▶ _Aim of the task_
Repeat the lines of the items below verbatim, from the line containing "data-point bbox=[258, 280, 265, 287]" through the line containing "data-point bbox=[324, 280, 330, 287]", both included.

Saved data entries
■ ■ ■ ■ ■

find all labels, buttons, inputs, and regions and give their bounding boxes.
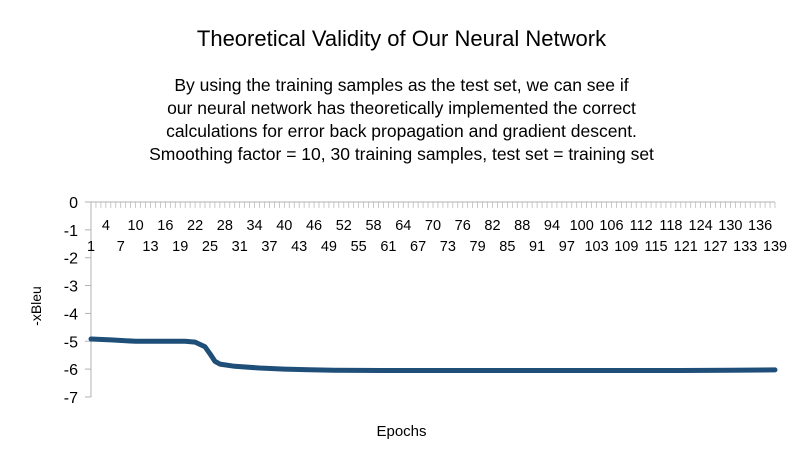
chart-subtitle: By using the training samples as the tes… — [0, 74, 803, 166]
x-tick-label: 88 — [514, 218, 530, 234]
x-tick-label: 49 — [321, 239, 337, 255]
x-tick-label: 133 — [733, 239, 757, 255]
x-tick-label: 16 — [157, 218, 173, 234]
x-tick-label: 73 — [440, 239, 456, 255]
x-tick-label: 136 — [748, 218, 772, 234]
x-axis: 4 10 16 22 28 34 40 46 52 58 64 70 76 82 88 94 100 106 112… — [87, 201, 787, 255]
x-tick-label: 94 — [544, 218, 560, 234]
x-tick-label: 52 — [336, 218, 352, 234]
x-tick-label: 97 — [559, 239, 575, 255]
x-tick-label: 13 — [142, 239, 158, 255]
y-tick-label: -1 — [64, 223, 78, 240]
x-tick-label: 70 — [425, 218, 441, 234]
x-tick-label: 4 — [102, 218, 110, 234]
x-tick-label: 79 — [470, 239, 486, 255]
x-tick-label: 64 — [395, 218, 411, 234]
y-tick-label: -2 — [64, 251, 78, 268]
x-tick-label: 61 — [380, 239, 396, 255]
x-tick-label: 28 — [217, 218, 233, 234]
y-tick-label: 0 — [69, 195, 78, 212]
x-tick-label: 40 — [276, 218, 292, 234]
chart-title: Theoretical Validity of Our Neural Netwo… — [196, 26, 607, 51]
x-tick-label: 106 — [599, 218, 623, 234]
x-tick-label: 55 — [351, 239, 367, 255]
x-tick-label: 112 — [630, 218, 653, 234]
x-tick-label: 43 — [291, 239, 307, 255]
x-tick-label: 22 — [187, 218, 203, 234]
x-tick-label: 37 — [261, 239, 277, 255]
x-tick-label: 82 — [484, 218, 500, 234]
x-tick-label: 85 — [499, 239, 515, 255]
x-tick-label: 115 — [644, 239, 667, 255]
y-tick-label: -4 — [64, 306, 78, 323]
y-tick-label: -7 — [64, 390, 78, 407]
x-tick-label: 121 — [674, 239, 698, 255]
x-axis-label: Epochs — [376, 423, 427, 440]
y-tick-label: -3 — [64, 279, 78, 296]
subtitle-line: Smoothing factor = 10, 30 training sampl… — [149, 144, 654, 164]
y-tick-label: -6 — [64, 362, 78, 379]
x-tick-label: 130 — [718, 218, 742, 234]
x-tick-label: 34 — [246, 218, 262, 234]
x-tick-label: 58 — [365, 218, 381, 234]
subtitle-line: calculations for error back propagation … — [166, 121, 637, 141]
x-tick-label: 10 — [128, 218, 144, 234]
x-tick-label: 118 — [659, 218, 682, 234]
x-tick-label: 25 — [202, 239, 218, 255]
series-layer — [88, 336, 778, 373]
x-tick-label: 91 — [529, 239, 545, 255]
x-tick-label: 76 — [455, 218, 471, 234]
x-tick-label: 124 — [689, 218, 713, 234]
x-tick-label: 46 — [306, 218, 322, 234]
subtitle-line: By using the training samples as the tes… — [174, 75, 629, 95]
x-tick-label: 1 — [87, 239, 95, 255]
x-tick-label: 19 — [172, 239, 188, 255]
y-axis: 0 -1 -2 -3 -4 -5 -6 -7 — [64, 195, 92, 407]
x-tick-label: 103 — [584, 239, 608, 255]
x-tick-label: 31 — [232, 239, 248, 255]
x-tick-label: 139 — [763, 239, 787, 255]
x-tick-label: 7 — [117, 239, 125, 255]
x-tick-label: 67 — [410, 239, 426, 255]
x-tick-label: 100 — [570, 218, 594, 234]
subtitle-line: our neural network has theoretically imp… — [167, 98, 636, 118]
x-tick-label: 109 — [614, 239, 638, 255]
x-tick-label: 127 — [703, 239, 727, 255]
y-tick-label: -5 — [64, 334, 78, 351]
series-line — [88, 336, 778, 373]
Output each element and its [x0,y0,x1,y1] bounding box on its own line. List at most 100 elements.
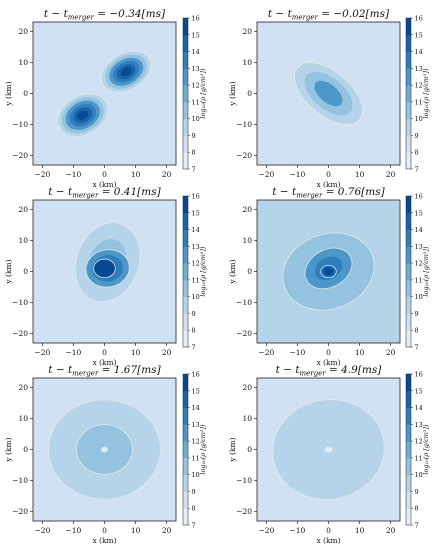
colorbar-swatch [406,118,411,136]
x-tick-label: 10 [355,348,365,357]
x-tick-label: 20 [386,526,396,535]
colorbar-swatch [406,229,411,247]
x-axis-label: x (km) [92,536,116,545]
colorbar-tick-label: 7 [415,166,419,174]
density-contour [93,258,116,279]
colorbar-swatch [406,51,411,69]
colorbar-swatch [406,330,411,348]
colorbar-label: log₁₀(ρ [g/cm³]) [422,246,430,297]
colorbar-tick-label: 12 [415,260,423,268]
colorbar-swatch [183,407,188,425]
colorbar-swatch [183,152,188,170]
y-tick-label: 10 [18,414,28,423]
colorbar-label: log₁₀(ρ [g/cm³]) [199,424,207,475]
colorbar-swatch [183,441,188,459]
colorbar-tick-label: 11 [415,454,423,462]
colorbar-tick-label: 11 [192,98,200,106]
colorbar-tick-label: 11 [415,276,423,284]
colorbar-tick-label: 9 [415,132,419,140]
y-tick-label: −10 [12,120,28,129]
y-tick-label: −20 [12,329,28,338]
colorbar-swatch [406,263,411,281]
x-tick-label: −10 [289,348,305,357]
panel-title: t − tmerger = 1.67[ms] [48,364,161,378]
colorbar-tick-label: 10 [415,293,423,301]
colorbar-swatch [406,196,411,214]
y-axis-label: y (km) [228,437,237,462]
colorbar-tick-label: 14 [415,48,423,56]
y-tick-label: 20 [242,27,252,36]
density-contour [324,446,333,453]
colorbar-swatch [183,135,188,153]
colorbar-tick-label: 16 [415,193,423,201]
x-tick-label: −20 [258,170,274,179]
panel-4: t − tmerger = 0.76[ms] −20 −10 0 10 20 −20 −10 0… [228,186,430,367]
colorbar-tick-label: 7 [415,522,419,530]
colorbar-tick-label: 13 [415,65,423,73]
colorbar-tick-label: 14 [192,48,200,56]
x-tick-label: −20 [34,526,50,535]
colorbar-swatch [406,407,411,425]
colorbar-swatch [406,491,411,509]
colorbar-swatch [406,390,411,408]
x-tick-label: −20 [258,526,274,535]
x-tick-label: 10 [131,348,141,357]
colorbar-tick-label: 10 [415,115,423,123]
x-tick-label: 0 [326,170,331,179]
colorbar-tick-label: 7 [192,166,196,174]
colorbar-tick-label: 9 [192,132,196,140]
panel-3: t − tmerger = 0.41[ms] −20 −10 0 10 20 −20 −10 0… [4,186,207,367]
colorbar-swatch [406,135,411,153]
colorbar-swatch [183,68,188,86]
colorbar-tick-label: 13 [192,243,200,251]
colorbar-swatch [406,246,411,264]
x-tick-label: 20 [386,348,396,357]
x-tick-label: 0 [102,348,107,357]
y-tick-label: 20 [18,205,28,214]
colorbar-swatch [183,508,188,526]
colorbar: 7 8 9 10 11 12 13 14 15 16 log₁₀(ρ [g/cm³]) [405,371,430,530]
colorbar-tick-label: 10 [192,293,200,301]
y-tick-label: −20 [12,507,28,516]
colorbar-swatch [183,101,188,120]
colorbar: 7 8 9 10 11 12 13 14 15 16 log₁₀(ρ [g/cm³]) [182,15,207,174]
colorbar-tick-label: 9 [415,310,419,318]
y-tick-label: 0 [23,267,28,276]
colorbar-tick-label: 13 [415,243,423,251]
colorbar-tick-label: 15 [415,31,423,39]
y-axis-label: y (km) [4,259,13,284]
x-axis-label: x (km) [92,358,116,367]
x-axis-label: x (km) [316,358,340,367]
colorbar-tick-label: 8 [415,505,419,513]
density-contour [77,110,89,120]
colorbar-frame [182,17,189,170]
colorbar-label: log₁₀(ρ [g/cm³]) [199,246,207,297]
colorbar-label: log₁₀(ρ [g/cm³]) [199,68,207,119]
colorbar-tick-label: 12 [415,82,423,90]
colorbar-label: log₁₀(ρ [g/cm³]) [422,68,430,119]
colorbar: 7 8 9 10 11 12 13 14 15 16 log₁₀(ρ [g/cm³]) [405,193,430,352]
colorbar-swatch [183,424,188,442]
y-tick-label: −10 [236,298,252,307]
panel-title: t − tmerger = −0.34[ms] [44,8,166,22]
x-axis-label: x (km) [316,536,340,545]
colorbar-tick-label: 13 [415,421,423,429]
colorbar-swatch [183,229,188,247]
colorbar-tick-label: 16 [192,193,200,201]
colorbar-swatch [406,508,411,526]
y-tick-label: 20 [242,383,252,392]
colorbar-swatch [183,390,188,408]
colorbar-tick-label: 14 [415,404,423,412]
colorbar-swatch [406,374,411,392]
colorbar-tick-label: 15 [415,387,423,395]
colorbar-tick-label: 16 [415,15,423,23]
colorbar-tick-label: 7 [192,344,196,352]
panel-2: t − tmerger = −0.02[ms] −20 −10 0 10 20 −20 −10… [228,8,430,189]
colorbar-swatch [183,85,188,103]
x-tick-label: −10 [289,526,305,535]
x-axis-label: x (km) [92,180,116,189]
colorbar-swatch [183,18,188,36]
x-tick-label: 0 [326,526,331,535]
panel-6: t − tmerger = 4.9[ms] −20 −10 0 10 20 −20 −10 0 1… [228,364,430,545]
y-axis-label: y (km) [4,437,13,462]
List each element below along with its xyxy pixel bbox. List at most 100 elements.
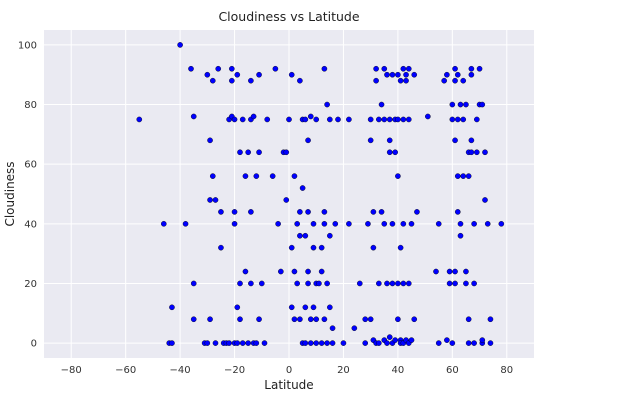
data-point bbox=[258, 280, 265, 287]
data-point bbox=[335, 116, 341, 123]
y-tick-label: 80 bbox=[24, 100, 37, 111]
data-point bbox=[433, 268, 439, 275]
data-point bbox=[321, 316, 328, 323]
data-point bbox=[444, 337, 450, 343]
data-point bbox=[329, 340, 336, 346]
data-point bbox=[231, 116, 238, 123]
data-point bbox=[395, 316, 401, 323]
data-point bbox=[283, 149, 290, 156]
data-point bbox=[449, 340, 456, 346]
data-point bbox=[248, 280, 254, 287]
data-point bbox=[381, 221, 388, 227]
y-tick-label: 20 bbox=[24, 279, 37, 290]
data-point bbox=[362, 316, 369, 323]
data-point bbox=[297, 77, 303, 84]
data-point bbox=[452, 280, 458, 287]
data-point bbox=[288, 304, 295, 311]
data-point bbox=[449, 101, 456, 108]
data-point bbox=[408, 337, 415, 343]
data-point bbox=[324, 280, 330, 287]
data-point bbox=[476, 65, 483, 72]
data-point bbox=[256, 71, 262, 78]
data-point bbox=[454, 209, 461, 215]
data-point bbox=[468, 71, 475, 78]
data-point bbox=[291, 173, 298, 179]
data-point bbox=[454, 116, 461, 123]
data-point bbox=[318, 268, 325, 275]
data-point bbox=[386, 137, 393, 144]
data-point bbox=[386, 116, 393, 123]
data-point bbox=[160, 221, 167, 227]
data-point bbox=[392, 149, 398, 156]
data-point bbox=[318, 340, 325, 346]
data-point bbox=[403, 77, 409, 84]
data-point bbox=[327, 116, 333, 123]
data-point bbox=[389, 280, 396, 287]
data-point bbox=[370, 244, 377, 251]
data-point bbox=[324, 340, 330, 346]
data-point bbox=[297, 209, 303, 215]
data-point bbox=[321, 65, 328, 72]
data-point bbox=[498, 221, 505, 227]
data-point bbox=[321, 221, 328, 227]
x-tick-labels: −80 −60 −40 −20 0 20 40 60 80 bbox=[61, 365, 513, 376]
data-point bbox=[400, 65, 407, 72]
data-point bbox=[346, 221, 352, 227]
data-point bbox=[474, 149, 480, 156]
data-point bbox=[234, 340, 241, 346]
chart-title: Cloudiness vs Latitude bbox=[218, 9, 359, 24]
data-point bbox=[463, 101, 469, 108]
data-point bbox=[307, 113, 314, 120]
data-point bbox=[405, 116, 412, 123]
data-point bbox=[218, 244, 224, 251]
data-point bbox=[384, 280, 390, 287]
data-point bbox=[310, 244, 317, 251]
data-point bbox=[457, 232, 464, 239]
data-point bbox=[288, 71, 295, 78]
data-point bbox=[253, 340, 260, 346]
data-point bbox=[294, 221, 300, 227]
data-point bbox=[397, 244, 404, 251]
data-point bbox=[242, 268, 249, 275]
data-point bbox=[302, 232, 309, 239]
data-point bbox=[207, 137, 213, 144]
data-point bbox=[376, 280, 382, 287]
data-point bbox=[367, 116, 374, 123]
data-point bbox=[272, 65, 279, 72]
data-point bbox=[487, 316, 494, 323]
data-point bbox=[471, 280, 477, 287]
data-point bbox=[256, 316, 262, 323]
data-point bbox=[237, 149, 243, 156]
data-point bbox=[253, 173, 260, 179]
data-point bbox=[403, 71, 409, 78]
data-point bbox=[313, 116, 320, 123]
data-point bbox=[237, 280, 243, 287]
data-point bbox=[264, 116, 271, 123]
data-point bbox=[229, 65, 235, 72]
x-tick-label: 20 bbox=[337, 365, 350, 376]
data-point bbox=[234, 304, 241, 311]
data-point bbox=[386, 149, 393, 156]
data-point bbox=[321, 209, 328, 215]
data-point bbox=[384, 340, 390, 346]
x-axis-label: Latitude bbox=[264, 378, 313, 392]
data-point bbox=[226, 340, 232, 346]
data-point bbox=[182, 221, 189, 227]
data-point bbox=[411, 316, 418, 323]
data-point bbox=[373, 65, 379, 72]
data-point bbox=[389, 71, 396, 78]
data-point bbox=[397, 77, 404, 84]
data-point bbox=[400, 221, 407, 227]
data-point bbox=[297, 232, 303, 239]
data-point bbox=[346, 116, 352, 123]
data-point bbox=[351, 325, 358, 331]
data-point bbox=[242, 173, 249, 179]
data-point bbox=[400, 280, 407, 287]
data-point bbox=[452, 77, 458, 84]
data-point bbox=[305, 268, 311, 275]
data-point bbox=[395, 116, 401, 123]
data-point bbox=[452, 137, 458, 144]
data-point bbox=[136, 116, 143, 123]
data-point bbox=[408, 221, 415, 227]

■ ■ ■ ■ ■

▶ _Answer to the task_
data-point bbox=[258, 280, 265, 287]
data-point bbox=[335, 116, 341, 123]
y-tick-label: 80 bbox=[24, 100, 37, 111]
data-point bbox=[433, 268, 439, 275]
data-point bbox=[321, 316, 328, 323]
data-point bbox=[444, 337, 450, 343]
data-point bbox=[329, 340, 336, 346]
data-point bbox=[231, 116, 238, 123]
data-point bbox=[395, 316, 401, 323]
data-point bbox=[283, 149, 290, 156]
data-point bbox=[449, 340, 456, 346]
data-point bbox=[248, 280, 254, 287]
data-point bbox=[381, 221, 388, 227]
y-tick-label: 20 bbox=[24, 279, 37, 290]
data-point bbox=[362, 316, 369, 323]
data-point bbox=[297, 77, 303, 84]
data-point bbox=[452, 280, 458, 287]
data-point bbox=[288, 304, 295, 311]
data-point bbox=[449, 101, 456, 108]
data-point bbox=[408, 337, 415, 343]
data-point bbox=[324, 280, 330, 287]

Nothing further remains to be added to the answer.